-- SUPPLIED RECORDS start --

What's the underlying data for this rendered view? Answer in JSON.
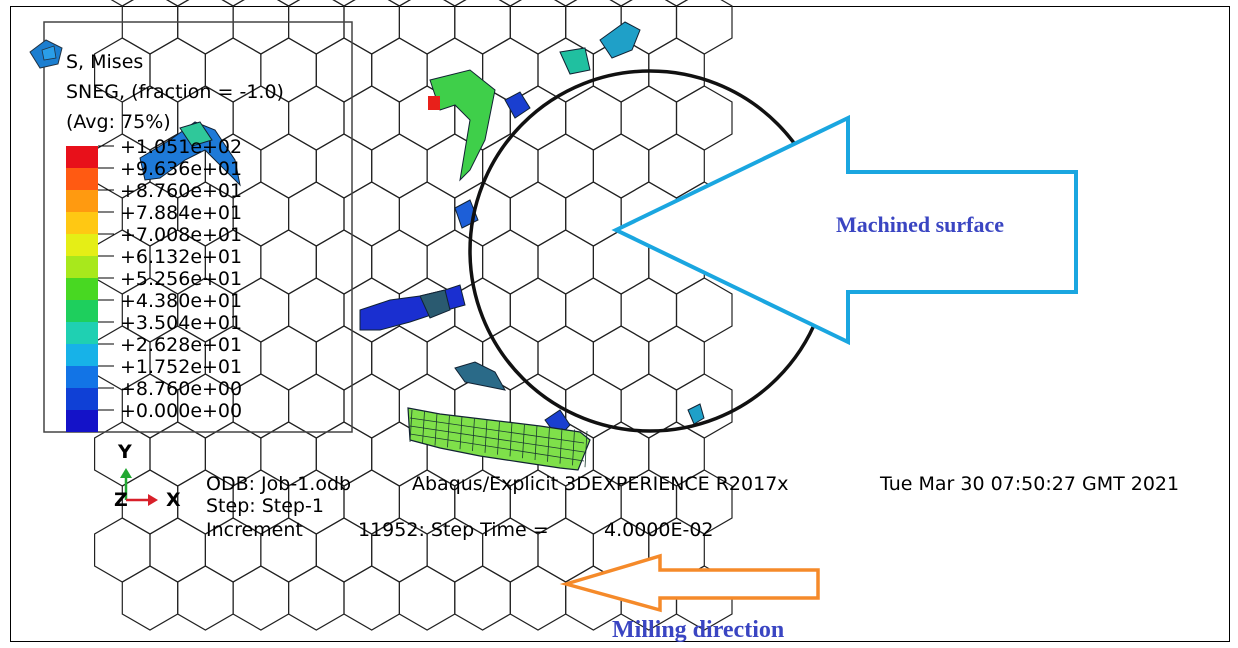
{
  "legend": {
    "title_lines": [
      "S, Mises",
      "SNEG, (fraction = -1.0)",
      "(Avg: 75%)"
    ],
    "values": [
      "+1.051e+02",
      "+9.636e+01",
      "+8.760e+01",
      "+7.884e+01",
      "+7.008e+01",
      "+6.132e+01",
      "+5.256e+01",
      "+4.380e+01",
      "+3.504e+01",
      "+2.628e+01",
      "+1.752e+01",
      "+8.760e+00",
      "+0.000e+00"
    ],
    "colors": [
      "#e8101a",
      "#ff5a12",
      "#ff9a10",
      "#ffc813",
      "#e5ee16",
      "#a8e81c",
      "#48d822",
      "#1ecf5d",
      "#1fd0b2",
      "#17b2e8",
      "#1274e6",
      "#0f40d6",
      "#1412c8"
    ]
  },
  "triad": {
    "y_label": "Y",
    "z_label": "Z",
    "x_label": "X"
  },
  "info": {
    "odb": "ODB: Job-1.odb",
    "solver": "Abaqus/Explicit 3DEXPERIENCE R2017x",
    "date": "Tue Mar 30 07:50:27 GMT 2021",
    "step": "Step: Step-1",
    "increment_label": "Increment",
    "increment_value": "11952: Step Time =",
    "step_time": "4.0000E-02"
  },
  "annotations": {
    "machined_surface": "Machined surface",
    "milling_direction": "Milling direction"
  },
  "colors": {
    "arrow_blue": "#1aa6e0",
    "arrow_orange": "#f58a2a",
    "annotation_text": "#3a45c2"
  }
}
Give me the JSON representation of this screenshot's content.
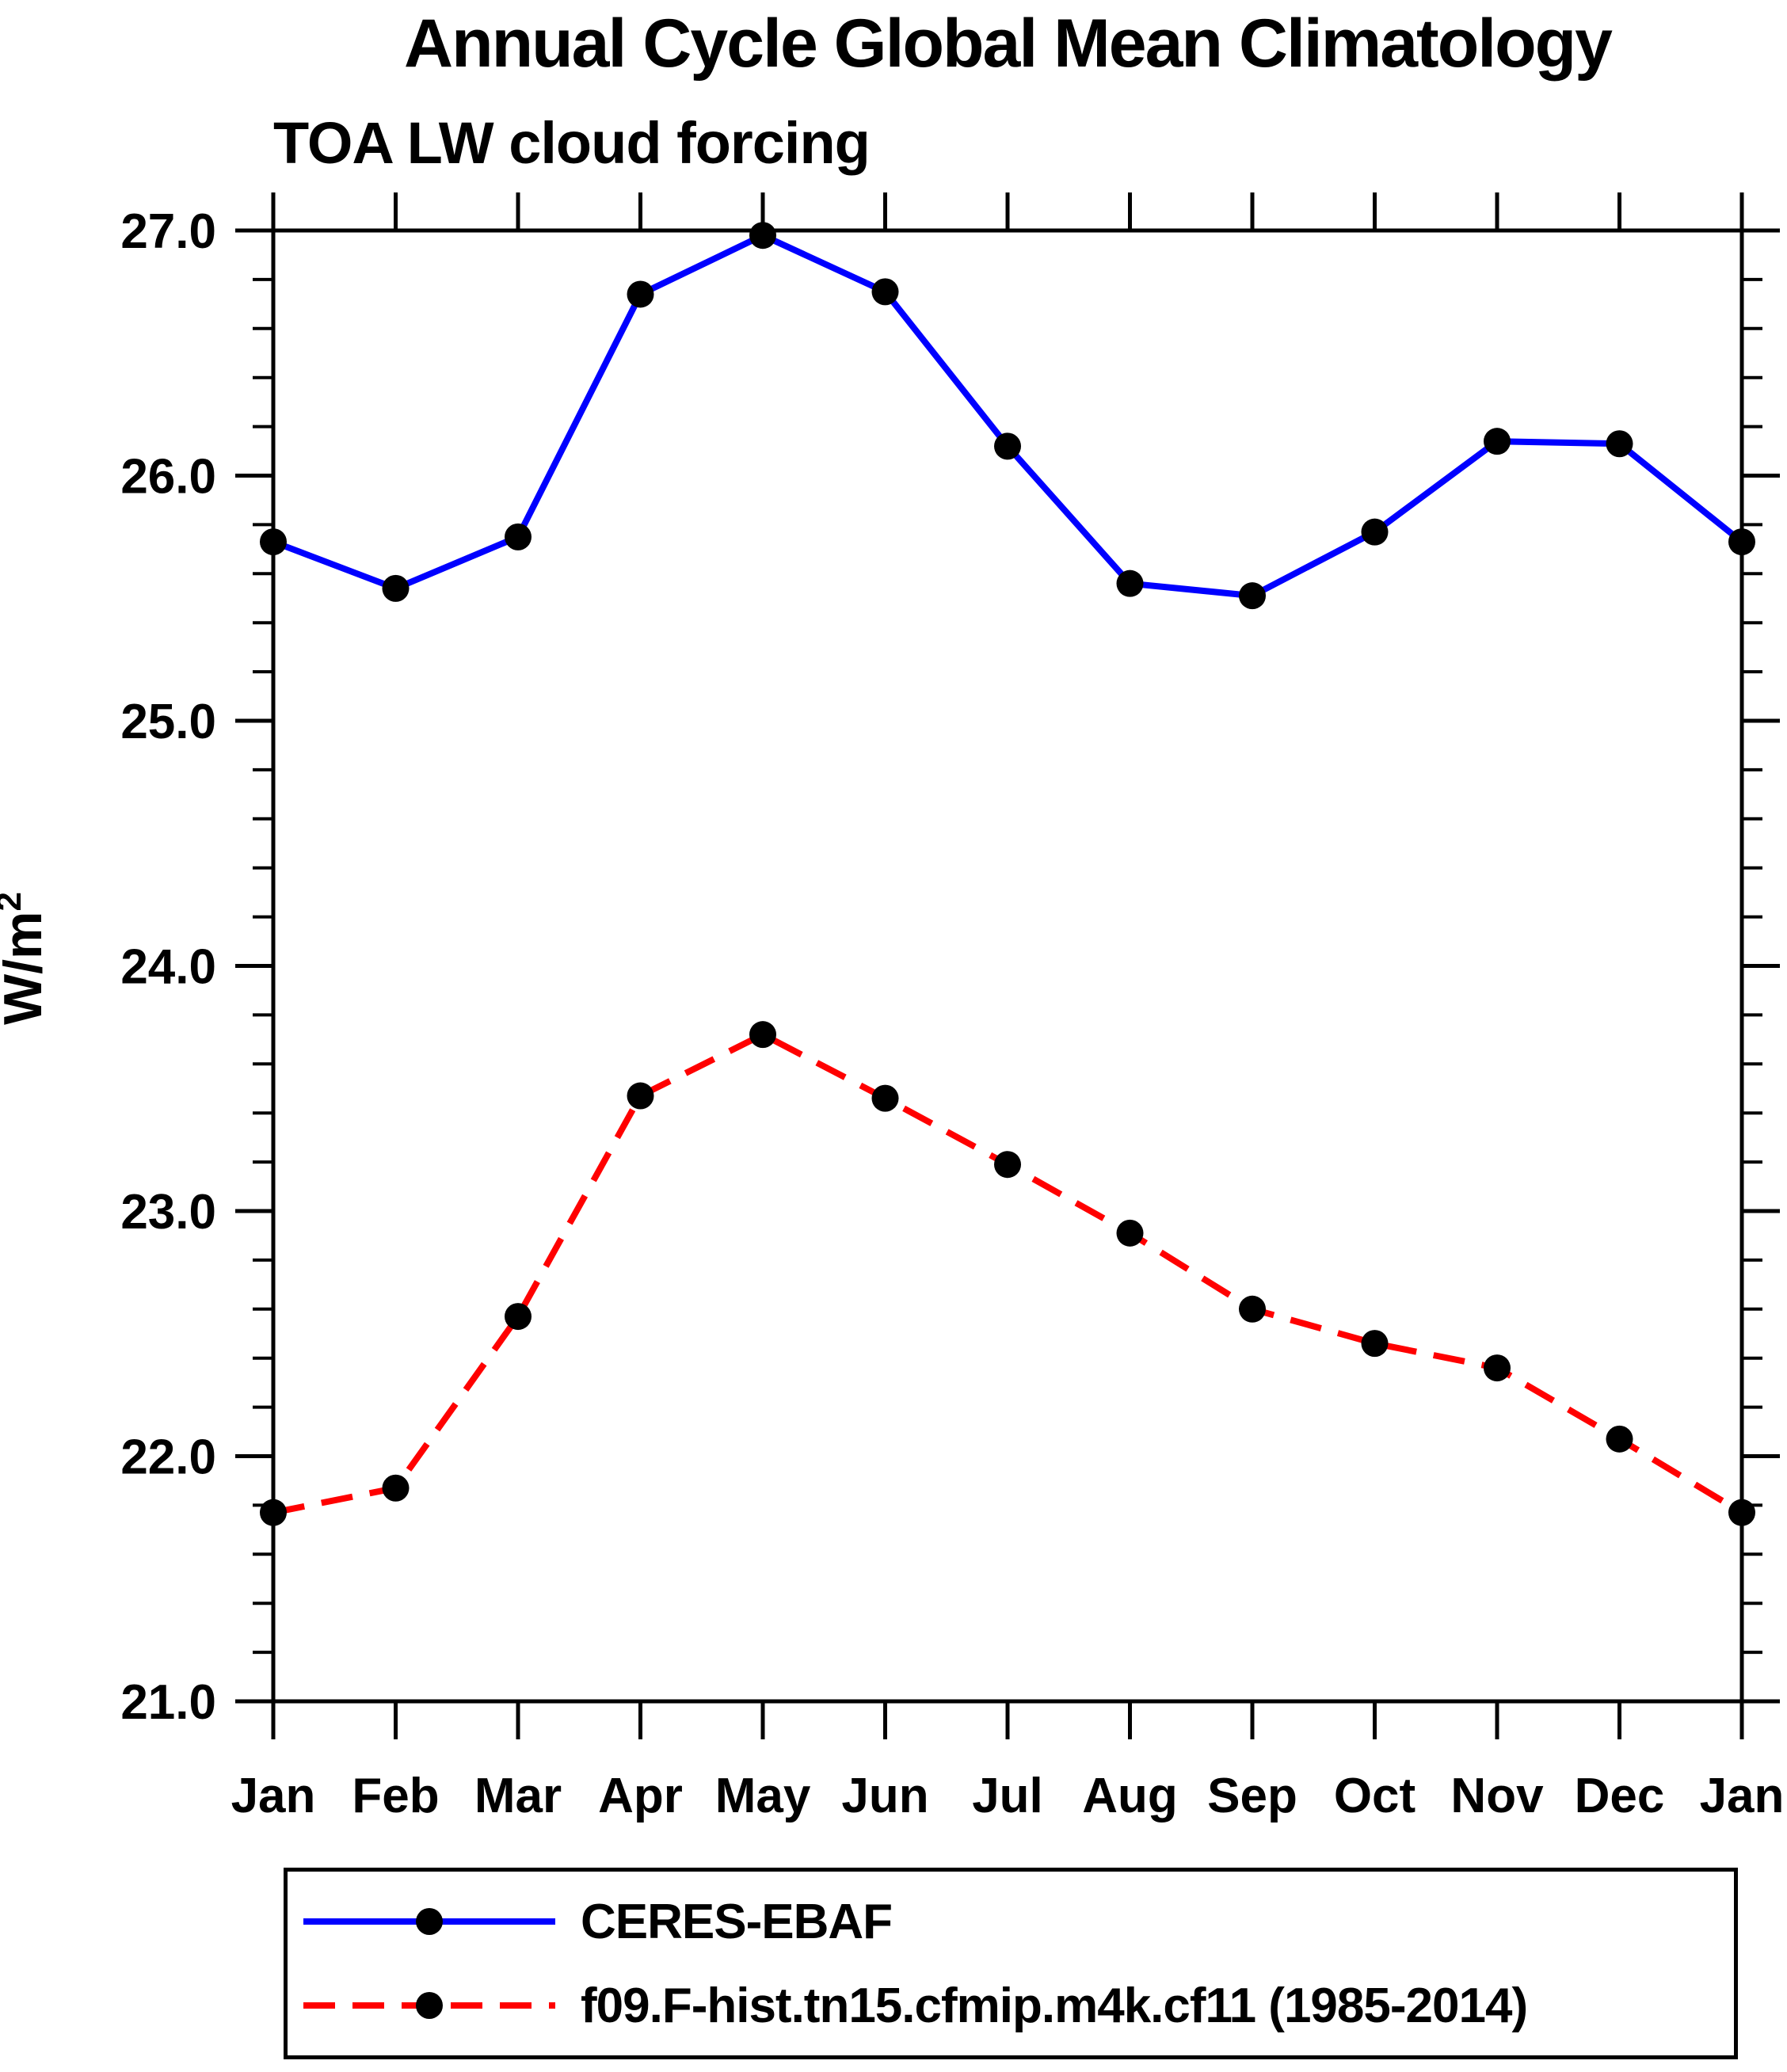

-- SUPPLIED RECORDS end --

Above are records to transcribe exactly; leave their pictures out.

What's the underlying data for this rendered view? Answer in JSON.
{
  "legend": {
    "title_lines": [
      "S, Mises",
      "SNEG, (fraction = -1.0)",
      "(Avg: 75%)"
    ],
    "values": [
      "+1.051e+02",
      "+9.636e+01",
      "+8.760e+01",
      "+7.884e+01",
      "+7.008e+01",
      "+6.132e+01",
      "+5.256e+01",
      "+4.380e+01",
      "+3.504e+01",
      "+2.628e+01",
      "+1.752e+01",
      "+8.760e+00",
      "+0.000e+00"
    ],
    "colors": [
      "#e8101a",
      "#ff5a12",
      "#ff9a10",
      "#ffc813",
      "#e5ee16",
      "#a8e81c",
      "#48d822",
      "#1ecf5d",
      "#1fd0b2",
      "#17b2e8",
      "#1274e6",
      "#0f40d6",
      "#1412c8"
    ]
  },
  "triad": {
    "y_label": "Y",
    "z_label": "Z",
    "x_label": "X"
  },
  "info": {
    "odb": "ODB: Job-1.odb",
    "solver": "Abaqus/Explicit 3DEXPERIENCE R2017x",
    "date": "Tue Mar 30 07:50:27 GMT 2021",
    "step": "Step: Step-1",
    "increment_label": "Increment",
    "increment_value": "11952: Step Time =",
    "step_time": "4.0000E-02"
  },
  "annotations": {
    "machined_surface": "Machined surface",
    "milling_direction": "Milling direction"
  },
  "colors": {
    "arrow_blue": "#1aa6e0",
    "arrow_orange": "#f58a2a",
    "annotation_text": "#3a45c2"
  }
}
Give me the JSON representation of this screenshot's content.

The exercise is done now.